REQUIREMENTS ->
Copy out each line in the material below that has the word "الفرع".
_ _ _ _ _
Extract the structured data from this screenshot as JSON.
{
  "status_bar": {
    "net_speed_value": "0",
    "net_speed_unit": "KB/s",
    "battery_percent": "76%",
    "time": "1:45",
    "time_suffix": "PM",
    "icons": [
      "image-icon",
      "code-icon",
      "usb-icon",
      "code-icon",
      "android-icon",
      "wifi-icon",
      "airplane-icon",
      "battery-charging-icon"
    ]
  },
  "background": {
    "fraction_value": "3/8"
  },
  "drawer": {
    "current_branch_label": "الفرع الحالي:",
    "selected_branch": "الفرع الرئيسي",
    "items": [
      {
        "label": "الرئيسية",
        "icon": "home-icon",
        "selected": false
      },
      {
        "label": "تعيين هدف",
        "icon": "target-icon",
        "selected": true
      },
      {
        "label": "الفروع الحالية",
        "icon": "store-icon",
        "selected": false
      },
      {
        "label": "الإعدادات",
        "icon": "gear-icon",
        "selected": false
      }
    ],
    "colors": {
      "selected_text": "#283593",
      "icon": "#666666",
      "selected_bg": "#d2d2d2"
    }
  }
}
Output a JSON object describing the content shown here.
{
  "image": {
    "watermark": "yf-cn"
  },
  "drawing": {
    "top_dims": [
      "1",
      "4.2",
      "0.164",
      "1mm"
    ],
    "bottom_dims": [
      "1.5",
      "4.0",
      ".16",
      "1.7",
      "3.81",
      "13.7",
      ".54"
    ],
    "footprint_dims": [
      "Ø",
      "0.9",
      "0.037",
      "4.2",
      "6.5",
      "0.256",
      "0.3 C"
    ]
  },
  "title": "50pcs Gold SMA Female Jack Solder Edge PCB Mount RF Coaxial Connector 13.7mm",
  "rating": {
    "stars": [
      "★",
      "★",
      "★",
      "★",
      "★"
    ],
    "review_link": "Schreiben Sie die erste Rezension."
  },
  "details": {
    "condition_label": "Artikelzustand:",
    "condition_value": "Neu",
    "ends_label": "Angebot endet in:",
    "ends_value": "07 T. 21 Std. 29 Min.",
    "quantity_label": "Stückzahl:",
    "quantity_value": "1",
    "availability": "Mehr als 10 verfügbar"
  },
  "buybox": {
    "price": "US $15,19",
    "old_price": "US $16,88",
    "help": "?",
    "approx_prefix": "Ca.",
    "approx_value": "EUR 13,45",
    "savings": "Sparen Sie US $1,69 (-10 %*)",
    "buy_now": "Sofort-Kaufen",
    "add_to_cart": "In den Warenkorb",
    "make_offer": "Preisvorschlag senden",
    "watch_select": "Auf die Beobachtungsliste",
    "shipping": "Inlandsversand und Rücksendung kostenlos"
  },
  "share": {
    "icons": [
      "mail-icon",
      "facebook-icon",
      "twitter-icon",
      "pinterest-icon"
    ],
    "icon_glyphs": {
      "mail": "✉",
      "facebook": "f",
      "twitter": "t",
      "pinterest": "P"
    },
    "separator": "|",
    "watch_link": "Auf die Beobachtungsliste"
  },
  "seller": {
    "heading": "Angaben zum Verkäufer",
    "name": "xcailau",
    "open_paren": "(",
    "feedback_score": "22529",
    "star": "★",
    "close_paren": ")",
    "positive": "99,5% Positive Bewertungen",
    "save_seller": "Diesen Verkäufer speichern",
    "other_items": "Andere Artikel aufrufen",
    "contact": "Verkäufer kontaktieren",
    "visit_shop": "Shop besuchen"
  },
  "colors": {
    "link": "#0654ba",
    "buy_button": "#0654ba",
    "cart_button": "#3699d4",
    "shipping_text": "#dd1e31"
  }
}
_ _ _ _ _
TASK ANSWER ->
    "current_branch_label": "الفرع الحالي:",
    "selected_branch": "الفرع الرئيسي",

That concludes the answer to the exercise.